Dataset records:

## start

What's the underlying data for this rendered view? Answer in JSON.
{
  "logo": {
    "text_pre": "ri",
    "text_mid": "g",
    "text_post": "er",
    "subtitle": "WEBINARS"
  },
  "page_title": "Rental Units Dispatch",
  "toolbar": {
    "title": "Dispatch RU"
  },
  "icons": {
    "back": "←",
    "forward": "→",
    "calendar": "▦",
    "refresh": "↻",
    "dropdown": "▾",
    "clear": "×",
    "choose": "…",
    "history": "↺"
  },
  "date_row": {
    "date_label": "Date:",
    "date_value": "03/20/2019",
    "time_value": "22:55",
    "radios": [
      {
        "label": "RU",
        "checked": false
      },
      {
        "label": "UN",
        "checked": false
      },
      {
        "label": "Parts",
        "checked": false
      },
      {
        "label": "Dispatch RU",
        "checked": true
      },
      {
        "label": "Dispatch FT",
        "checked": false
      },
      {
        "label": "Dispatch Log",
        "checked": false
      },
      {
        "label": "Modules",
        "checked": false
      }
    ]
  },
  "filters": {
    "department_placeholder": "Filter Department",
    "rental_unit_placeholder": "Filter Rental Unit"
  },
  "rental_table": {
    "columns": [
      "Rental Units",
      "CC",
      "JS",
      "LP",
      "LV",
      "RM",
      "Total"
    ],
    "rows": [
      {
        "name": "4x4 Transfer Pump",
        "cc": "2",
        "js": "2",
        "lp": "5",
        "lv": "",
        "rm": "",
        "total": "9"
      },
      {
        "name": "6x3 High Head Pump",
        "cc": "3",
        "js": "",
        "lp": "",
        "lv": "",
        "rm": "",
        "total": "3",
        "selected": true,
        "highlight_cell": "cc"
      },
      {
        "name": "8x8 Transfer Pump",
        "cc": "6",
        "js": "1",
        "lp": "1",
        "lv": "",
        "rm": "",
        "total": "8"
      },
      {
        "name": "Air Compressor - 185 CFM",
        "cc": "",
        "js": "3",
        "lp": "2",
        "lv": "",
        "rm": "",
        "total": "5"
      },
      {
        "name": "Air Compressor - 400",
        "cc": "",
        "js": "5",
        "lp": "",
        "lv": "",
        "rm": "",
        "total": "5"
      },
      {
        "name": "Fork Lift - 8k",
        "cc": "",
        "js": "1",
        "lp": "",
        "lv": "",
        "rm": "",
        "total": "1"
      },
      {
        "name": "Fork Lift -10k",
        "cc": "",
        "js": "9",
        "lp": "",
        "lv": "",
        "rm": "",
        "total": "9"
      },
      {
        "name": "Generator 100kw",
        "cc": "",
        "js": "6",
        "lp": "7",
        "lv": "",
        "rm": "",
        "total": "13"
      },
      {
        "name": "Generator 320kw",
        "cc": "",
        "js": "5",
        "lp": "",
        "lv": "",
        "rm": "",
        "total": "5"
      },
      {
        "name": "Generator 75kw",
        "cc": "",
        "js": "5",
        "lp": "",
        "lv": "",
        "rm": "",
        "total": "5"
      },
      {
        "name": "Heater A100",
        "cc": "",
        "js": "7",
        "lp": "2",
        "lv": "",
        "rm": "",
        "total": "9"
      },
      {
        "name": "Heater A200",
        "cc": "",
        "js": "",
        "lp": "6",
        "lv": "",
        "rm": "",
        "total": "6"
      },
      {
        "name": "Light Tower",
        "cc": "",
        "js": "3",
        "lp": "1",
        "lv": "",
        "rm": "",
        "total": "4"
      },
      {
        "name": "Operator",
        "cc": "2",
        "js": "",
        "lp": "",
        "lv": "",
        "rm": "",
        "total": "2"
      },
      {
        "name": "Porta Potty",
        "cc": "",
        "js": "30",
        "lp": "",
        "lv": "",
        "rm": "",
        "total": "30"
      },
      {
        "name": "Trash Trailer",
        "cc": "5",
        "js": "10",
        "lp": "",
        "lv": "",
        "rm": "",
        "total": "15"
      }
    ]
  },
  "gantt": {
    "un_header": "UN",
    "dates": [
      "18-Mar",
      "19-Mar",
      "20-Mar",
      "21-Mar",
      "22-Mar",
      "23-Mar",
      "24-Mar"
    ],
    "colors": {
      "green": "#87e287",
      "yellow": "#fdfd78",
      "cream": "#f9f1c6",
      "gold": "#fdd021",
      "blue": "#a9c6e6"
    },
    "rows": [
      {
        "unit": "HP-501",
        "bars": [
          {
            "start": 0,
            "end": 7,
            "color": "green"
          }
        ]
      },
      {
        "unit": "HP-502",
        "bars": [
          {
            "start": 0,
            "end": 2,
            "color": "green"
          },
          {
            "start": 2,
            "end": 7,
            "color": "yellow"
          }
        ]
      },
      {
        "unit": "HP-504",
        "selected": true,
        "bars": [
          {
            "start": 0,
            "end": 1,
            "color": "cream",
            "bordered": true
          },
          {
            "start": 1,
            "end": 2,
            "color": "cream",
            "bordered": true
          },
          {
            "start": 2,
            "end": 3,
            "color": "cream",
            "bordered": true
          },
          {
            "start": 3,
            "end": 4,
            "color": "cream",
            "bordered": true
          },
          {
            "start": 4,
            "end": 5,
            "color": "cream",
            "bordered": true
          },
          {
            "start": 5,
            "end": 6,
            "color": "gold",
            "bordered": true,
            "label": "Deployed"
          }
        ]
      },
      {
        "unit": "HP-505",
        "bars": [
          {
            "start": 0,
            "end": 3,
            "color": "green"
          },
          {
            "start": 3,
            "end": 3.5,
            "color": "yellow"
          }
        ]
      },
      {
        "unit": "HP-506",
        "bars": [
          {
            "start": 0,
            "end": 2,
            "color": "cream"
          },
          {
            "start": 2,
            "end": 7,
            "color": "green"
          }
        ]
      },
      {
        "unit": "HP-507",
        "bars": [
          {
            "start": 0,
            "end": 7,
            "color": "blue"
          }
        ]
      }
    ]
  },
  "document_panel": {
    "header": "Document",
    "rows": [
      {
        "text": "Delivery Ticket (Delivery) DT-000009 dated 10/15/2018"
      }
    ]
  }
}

## end

Copy out the full material exactly as it appears.

● THE SOLUTION:
What's the underlying data for this rendered view? Answer in JSON.
{
  "logo": {
    "text_pre": "ri",
    "text_mid": "g",
    "text_post": "er",
    "subtitle": "WEBINARS"
  },
  "page_title": "Rental Units Dispatch",
  "toolbar": {
    "title": "Dispatch RU"
  },
  "icons": {
    "back": "←",
    "forward": "→",
    "calendar": "▦",
    "refresh": "↻",
    "dropdown": "▾",
    "clear": "×",
    "choose": "…",
    "history": "↺"
  },
  "date_row": {
    "date_label": "Date:",
    "date_value": "03/20/2019",
    "time_value": "22:55",
    "radios": [
      {
        "label": "RU",
        "checked": false
      },
      {
        "label": "UN",
        "checked": false
      },
      {
        "label": "Parts",
        "checked": false
      },
      {
        "label": "Dispatch RU",
        "checked": true
      },
      {
        "label": "Dispatch FT",
        "checked": false
      },
      {
        "label": "Dispatch Log",
        "checked": false
      },
      {
        "label": "Modules",
        "checked": false
      }
    ]
  },
  "filters": {
    "department_placeholder": "Filter Department",
    "rental_unit_placeholder": "Filter Rental Unit"
  },
  "rental_table": {
    "columns": [
      "Rental Units",
      "CC",
      "JS",
      "LP",
      "LV",
      "RM",
      "Total"
    ],
    "rows": [
      {
        "name": "4x4 Transfer Pump",
        "cc": "2",
        "js": "2",
        "lp": "5",
        "lv": "",
        "rm": "",
        "total": "9"
      },
      {
        "name": "6x3 High Head Pump",
        "cc": "3",
        "js": "",
        "lp": "",
        "lv": "",
        "rm": "",
        "total": "3",
        "selected": true,
        "highlight_cell": "cc"
      },
      {
        "name": "8x8 Transfer Pump",
        "cc": "6",
        "js": "1",
        "lp": "1",
        "lv": "",
        "rm": "",
        "total": "8"
      },
      {
        "name": "Air Compressor - 185 CFM",
        "cc": "",
        "js": "3",
        "lp": "2",
        "lv": "",
        "rm": "",
        "total": "5"
      },
      {
        "name": "Air Compressor - 400",
        "cc": "",
        "js": "5",
        "lp": "",
        "lv": "",
        "rm": "",
        "total": "5"
      },
      {
        "name": "Fork Lift - 8k",
        "cc": "",
        "js": "1",
        "lp": "",
        "lv": "",
        "rm": "",
        "total": "1"
      },
      {
        "name": "Fork Lift -10k",
        "cc": "",
        "js": "9",
        "lp": "",
        "lv": "",
        "rm": "",
        "total": "9"
      },
      {
        "name": "Generator 100kw",
        "cc": "",
        "js": "6",
        "lp": "7",
        "lv": "",
        "rm": "",
        "total": "13"
      },
      {
        "name": "Generator 320kw",
        "cc": "",
        "js": "5",
        "lp": "",
        "lv": "",
        "rm": "",
        "total": "5"
      },
      {
        "name": "Generator 75kw",
        "cc": "",
        "js": "5",
        "lp": "",
        "lv": "",
        "rm": "",
        "total": "5"
      },
      {
        "name": "Heater A100",
        "cc": "",
        "js": "7",
        "lp": "2",
        "lv": "",
        "rm": "",
        "total": "9"
      },
      {
        "name": "Heater A200",
        "cc": "",
        "js": "",
        "lp": "6",
        "lv": "",
        "rm": "",
        "total": "6"
      },
      {
        "name": "Light Tower",
        "cc": "",
        "js": "3",
        "lp": "1",
        "lv": "",
        "rm": "",
        "total": "4"
      },
      {
        "name": "Operator",
        "cc": "2",
        "js": "",
        "lp": "",
        "lv": "",
        "rm": "",
        "total": "2"
      },
      {
        "name": "Porta Potty",
        "cc": "",
        "js": "30",
        "lp": "",
        "lv": "",
        "rm": "",
        "total": "30"
      },
      {
        "name": "Trash Trailer",
        "cc": "5",
        "js": "10",
        "lp": "",
        "lv": "",
        "rm": "",
        "total": "15"
      }
    ]
  },
  "gantt": {
    "un_header": "UN",
    "dates": [
      "18-Mar",
      "19-Mar",
      "20-Mar",
      "21-Mar",
      "22-Mar",
      "23-Mar",
      "24-Mar"
    ],
    "colors": {
      "green": "#87e287",
      "yellow": "#fdfd78",
      "cream": "#f9f1c6",
      "gold": "#fdd021",
      "blue": "#a9c6e6"
    },
    "rows": [
      {
        "unit": "HP-501",
        "bars": [
          {
            "start": 0,
            "end": 7,
            "color": "green"
          }
        ]
      },
      {
        "unit": "HP-502",
        "bars": [
          {
            "start": 0,
            "end": 2,
            "color": "green"
          },
          {
            "start": 2,
            "end": 7,
            "color": "yellow"
          }
        ]
      },
      {
        "unit": "HP-504",
        "selected": true,
        "bars": [
          {
            "start": 0,
            "end": 1,
            "color": "cream",
            "bordered": true
          },
          {
            "start": 1,
            "end": 2,
            "color": "cream",
            "bordered": true
          },
          {
            "start": 2,
            "end": 3,
            "color": "cream",
            "bordered": true
          },
          {
            "start": 3,
            "end": 4,
            "color": "cream",
            "bordered": true
          },
          {
            "start": 4,
            "end": 5,
            "color": "cream",
            "bordered": true
          },
          {
            "start": 5,
            "end": 6,
            "color": "gold",
            "bordered": true,
            "label": "Deployed"
          }
        ]
      },
      {
        "unit": "HP-505",
        "bars": [
          {
            "start": 0,
            "end": 3,
            "color": "green"
          },
          {
            "start": 3,
            "end": 3.5,
            "color": "yellow"
          }
        ]
      },
      {
        "unit": "HP-506",
        "bars": [
          {
            "start": 0,
            "end": 2,
            "color": "cream"
          },
          {
            "start": 2,
            "end": 7,
            "color": "green"
          }
        ]
      },
      {
        "unit": "HP-507",
        "bars": [
          {
            "start": 0,
            "end": 7,
            "color": "blue"
          }
        ]
      }
    ]
  },
  "document_panel": {
    "header": "Document",
    "rows": [
      {
        "text": "Delivery Ticket (Delivery) DT-000009 dated 10/15/2018"
      }
    ]
  }
}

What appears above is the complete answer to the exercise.